## Exercise requirements
Quote the data below in full, minus the images.

--- start ---

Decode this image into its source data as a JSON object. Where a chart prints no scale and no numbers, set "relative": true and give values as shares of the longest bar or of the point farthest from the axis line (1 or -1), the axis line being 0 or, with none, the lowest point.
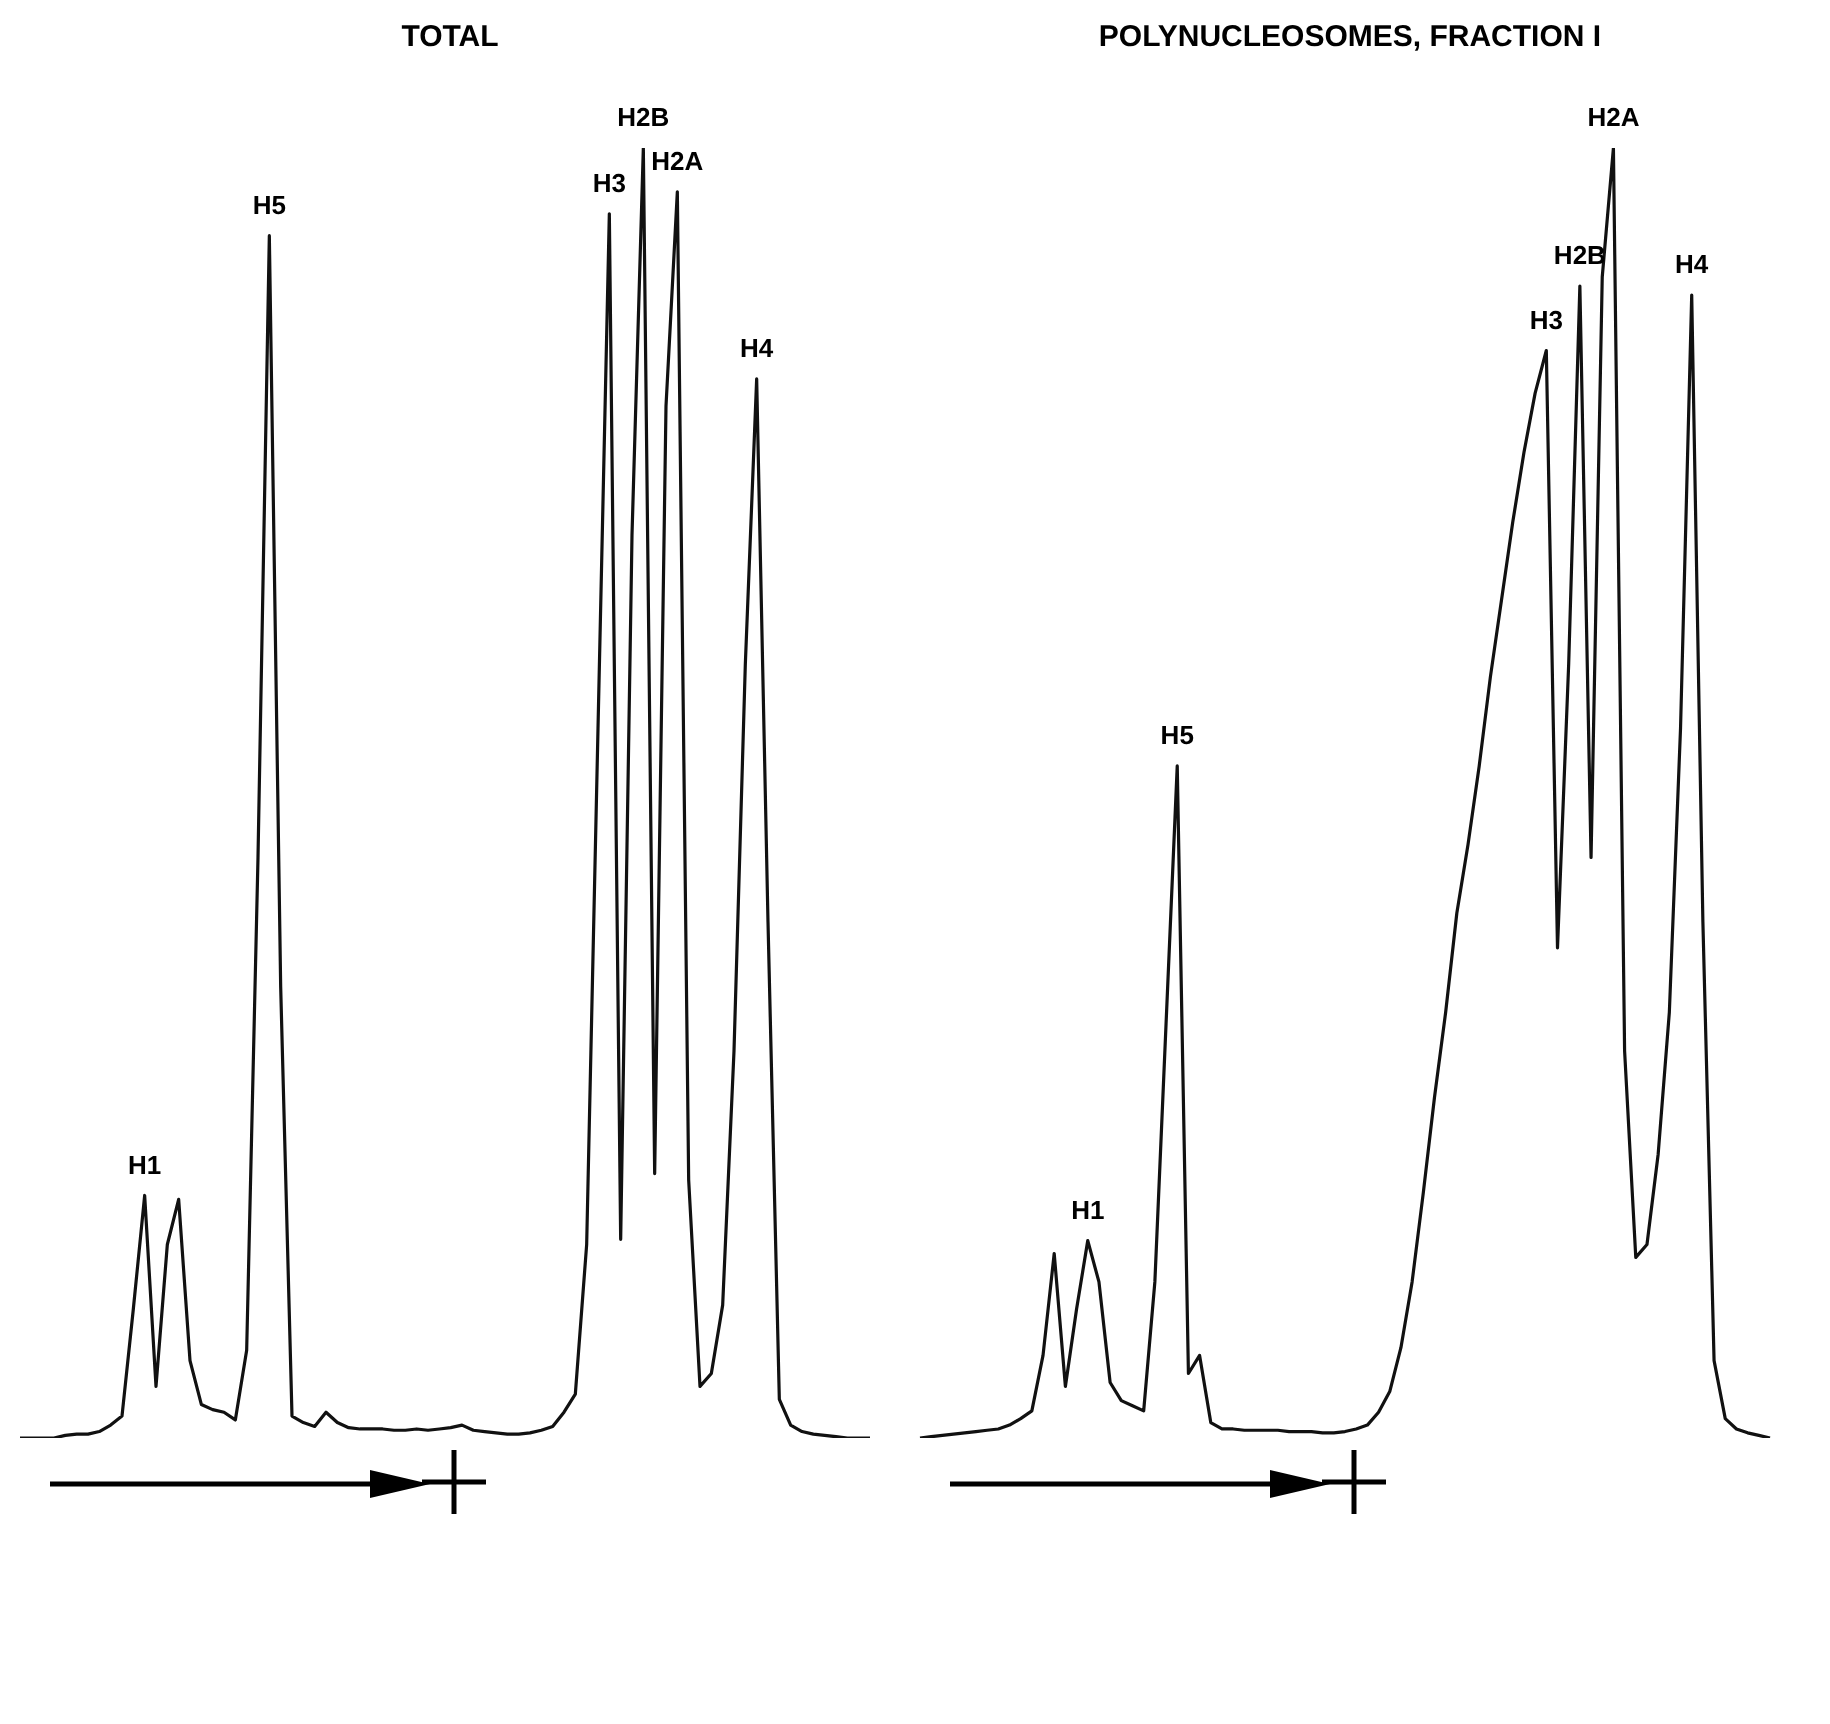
{
  "chart_data": [
    {
      "type": "line",
      "title": "TOTAL",
      "relative": true,
      "tick_labels": false,
      "grid": false,
      "legend": false,
      "marker": "none",
      "line_style": "solid",
      "categories": [
        null,
        null,
        null,
        null,
        null,
        null,
        null,
        null,
        null,
        null,
        null,
        null,
        null,
        null,
        null,
        null,
        null,
        null,
        null,
        null,
        null,
        null,
        null,
        null,
        null,
        null,
        null,
        null,
        null,
        null,
        null,
        null,
        null,
        null,
        null,
        null,
        null,
        null,
        null,
        null,
        null,
        null,
        null,
        null,
        null,
        null,
        null,
        null,
        null,
        null,
        null,
        null,
        null,
        null,
        null,
        null,
        null,
        null,
        null,
        null,
        null,
        null,
        null,
        null,
        null,
        null,
        null,
        null,
        null,
        null,
        null,
        null,
        null,
        null,
        null,
        null
      ],
      "series": [
        {
          "color": "#111111",
          "values": [
            0,
            0,
            0,
            0,
            0.002,
            0.003,
            0.003,
            0.005,
            0.01,
            0.017,
            0.1,
            0.188,
            0.04,
            0.15,
            0.185,
            0.06,
            0.026,
            0.022,
            0.02,
            0.014,
            0.068,
            0.45,
            0.932,
            0.35,
            0.017,
            0.012,
            0.009,
            0.02,
            0.012,
            0.008,
            0.007,
            0.007,
            0.007,
            0.006,
            0.006,
            0.007,
            0.006,
            0.007,
            0.008,
            0.01,
            0.006,
            0.005,
            0.004,
            0.003,
            0.003,
            0.004,
            0.006,
            0.009,
            0.02,
            0.034,
            0.15,
            0.55,
            0.949,
            0.154,
            0.7,
            1,
            0.205,
            0.8,
            0.966,
            0.2,
            0.04,
            0.05,
            0.103,
            0.3,
            0.6,
            0.821,
            0.4,
            0.03,
            0.01,
            0.005,
            0.003,
            0.002,
            0.001,
            0,
            0,
            0
          ]
        }
      ],
      "annotations": [
        "H1",
        "H5",
        "H3",
        "H2B",
        "H2A",
        "H4"
      ]
    },
    {
      "type": "line",
      "title": "POLYNUCLEOSOMES, FRACTION I",
      "relative": true,
      "tick_labels": false,
      "grid": false,
      "legend": false,
      "marker": "none",
      "line_style": "solid",
      "categories": [
        null,
        null,
        null,
        null,
        null,
        null,
        null,
        null,
        null,
        null,
        null,
        null,
        null,
        null,
        null,
        null,
        null,
        null,
        null,
        null,
        null,
        null,
        null,
        null,
        null,
        null,
        null,
        null,
        null,
        null,
        null,
        null,
        null,
        null,
        null,
        null,
        null,
        null,
        null,
        null,
        null,
        null,
        null,
        null,
        null,
        null,
        null,
        null,
        null,
        null,
        null,
        null,
        null,
        null,
        null,
        null,
        null,
        null,
        null,
        null,
        null,
        null,
        null,
        null,
        null,
        null,
        null,
        null,
        null,
        null,
        null,
        null,
        null,
        null,
        null,
        null,
        null
      ],
      "series": [
        {
          "color": "#111111",
          "values": [
            0,
            0.001,
            0.002,
            0.003,
            0.004,
            0.005,
            0.006,
            0.007,
            0.01,
            0.015,
            0.021,
            0.064,
            0.143,
            0.04,
            0.1,
            0.153,
            0.121,
            0.043,
            0.029,
            0.025,
            0.021,
            0.121,
            0.321,
            0.521,
            0.05,
            0.064,
            0.012,
            0.007,
            0.007,
            0.006,
            0.006,
            0.006,
            0.006,
            0.005,
            0.005,
            0.005,
            0.004,
            0.004,
            0.005,
            0.007,
            0.01,
            0.02,
            0.036,
            0.07,
            0.121,
            0.19,
            0.264,
            0.33,
            0.407,
            0.46,
            0.521,
            0.59,
            0.65,
            0.71,
            0.764,
            0.81,
            0.843,
            0.38,
            0.6,
            0.893,
            0.45,
            0.9,
            1,
            0.3,
            0.14,
            0.15,
            0.22,
            0.33,
            0.55,
            0.886,
            0.4,
            0.06,
            0.015,
            0.007,
            0.004,
            0.002,
            0
          ]
        }
      ],
      "annotations": [
        "H1",
        "H5",
        "H3",
        "H2B",
        "H2A",
        "H4"
      ]
    }
  ]
}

--- end ---

## Answer for this exercise
Decode this image into its source data as a JSON object. Where a chart prints no scale and no numbers, set "relative": true and give values as shares of the longest bar or of the point farthest from the axis line (1 or -1), the axis line being 0 or, with none, the lowest point.
{
  "chart_data": [
    {
      "type": "line",
      "title": "TOTAL",
      "relative": true,
      "tick_labels": false,
      "grid": false,
      "legend": false,
      "marker": "none",
      "line_style": "solid",
      "categories": [
        null,
        null,
        null,
        null,
        null,
        null,
        null,
        null,
        null,
        null,
        null,
        null,
        null,
        null,
        null,
        null,
        null,
        null,
        null,
        null,
        null,
        null,
        null,
        null,
        null,
        null,
        null,
        null,
        null,
        null,
        null,
        null,
        null,
        null,
        null,
        null,
        null,
        null,
        null,
        null,
        null,
        null,
        null,
        null,
        null,
        null,
        null,
        null,
        null,
        null,
        null,
        null,
        null,
        null,
        null,
        null,
        null,
        null,
        null,
        null,
        null,
        null,
        null,
        null,
        null,
        null,
        null,
        null,
        null,
        null,
        null,
        null,
        null,
        null,
        null,
        null
      ],
      "series": [
        {
          "color": "#111111",
          "values": [
            0,
            0,
            0,
            0,
            0.002,
            0.003,
            0.003,
            0.005,
            0.01,
            0.017,
            0.1,
            0.188,
            0.04,
            0.15,
            0.185,
            0.06,
            0.026,
            0.022,
            0.02,
            0.014,
            0.068,
            0.45,
            0.932,
            0.35,
            0.017,
            0.012,
            0.009,
            0.02,
            0.012,
            0.008,
            0.007,
            0.007,
            0.007,
            0.006,
            0.006,
            0.007,
            0.006,
            0.007,
            0.008,
            0.01,
            0.006,
            0.005,
            0.004,
            0.003,
            0.003,
            0.004,
            0.006,
            0.009,
            0.02,
            0.034,
            0.15,
            0.55,
            0.949,
            0.154,
            0.7,
            1,
            0.205,
            0.8,
            0.966,
            0.2,
            0.04,
            0.05,
            0.103,
            0.3,
            0.6,
            0.821,
            0.4,
            0.03,
            0.01,
            0.005,
            0.003,
            0.002,
            0.001,
            0,
            0,
            0
          ]
        }
      ],
      "annotations": [
        "H1",
        "H5",
        "H3",
        "H2B",
        "H2A",
        "H4"
      ]
    },
    {
      "type": "line",
      "title": "POLYNUCLEOSOMES, FRACTION I",
      "relative": true,
      "tick_labels": false,
      "grid": false,
      "legend": false,
      "marker": "none",
      "line_style": "solid",
      "categories": [
        null,
        null,
        null,
        null,
        null,
        null,
        null,
        null,
        null,
        null,
        null,
        null,
        null,
        null,
        null,
        null,
        null,
        null,
        null,
        null,
        null,
        null,
        null,
        null,
        null,
        null,
        null,
        null,
        null,
        null,
        null,
        null,
        null,
        null,
        null,
        null,
        null,
        null,
        null,
        null,
        null,
        null,
        null,
        null,
        null,
        null,
        null,
        null,
        null,
        null,
        null,
        null,
        null,
        null,
        null,
        null,
        null,
        null,
        null,
        null,
        null,
        null,
        null,
        null,
        null,
        null,
        null,
        null,
        null,
        null,
        null,
        null,
        null,
        null,
        null,
        null,
        null
      ],
      "series": [
        {
          "color": "#111111",
          "values": [
            0,
            0.001,
            0.002,
            0.003,
            0.004,
            0.005,
            0.006,
            0.007,
            0.01,
            0.015,
            0.021,
            0.064,
            0.143,
            0.04,
            0.1,
            0.153,
            0.121,
            0.043,
            0.029,
            0.025,
            0.021,
            0.121,
            0.321,
            0.521,
            0.05,
            0.064,
            0.012,
            0.007,
            0.007,
            0.006,
            0.006,
            0.006,
            0.006,
            0.005,
            0.005,
            0.005,
            0.004,
            0.004,
            0.005,
            0.007,
            0.01,
            0.02,
            0.036,
            0.07,
            0.121,
            0.19,
            0.264,
            0.33,
            0.407,
            0.46,
            0.521,
            0.59,
            0.65,
            0.71,
            0.764,
            0.81,
            0.843,
            0.38,
            0.6,
            0.893,
            0.45,
            0.9,
            1,
            0.3,
            0.14,
            0.15,
            0.22,
            0.33,
            0.55,
            0.886,
            0.4,
            0.06,
            0.015,
            0.007,
            0.004,
            0.002,
            0
          ]
        }
      ],
      "annotations": [
        "H1",
        "H5",
        "H3",
        "H2B",
        "H2A",
        "H4"
      ]
    }
  ]
}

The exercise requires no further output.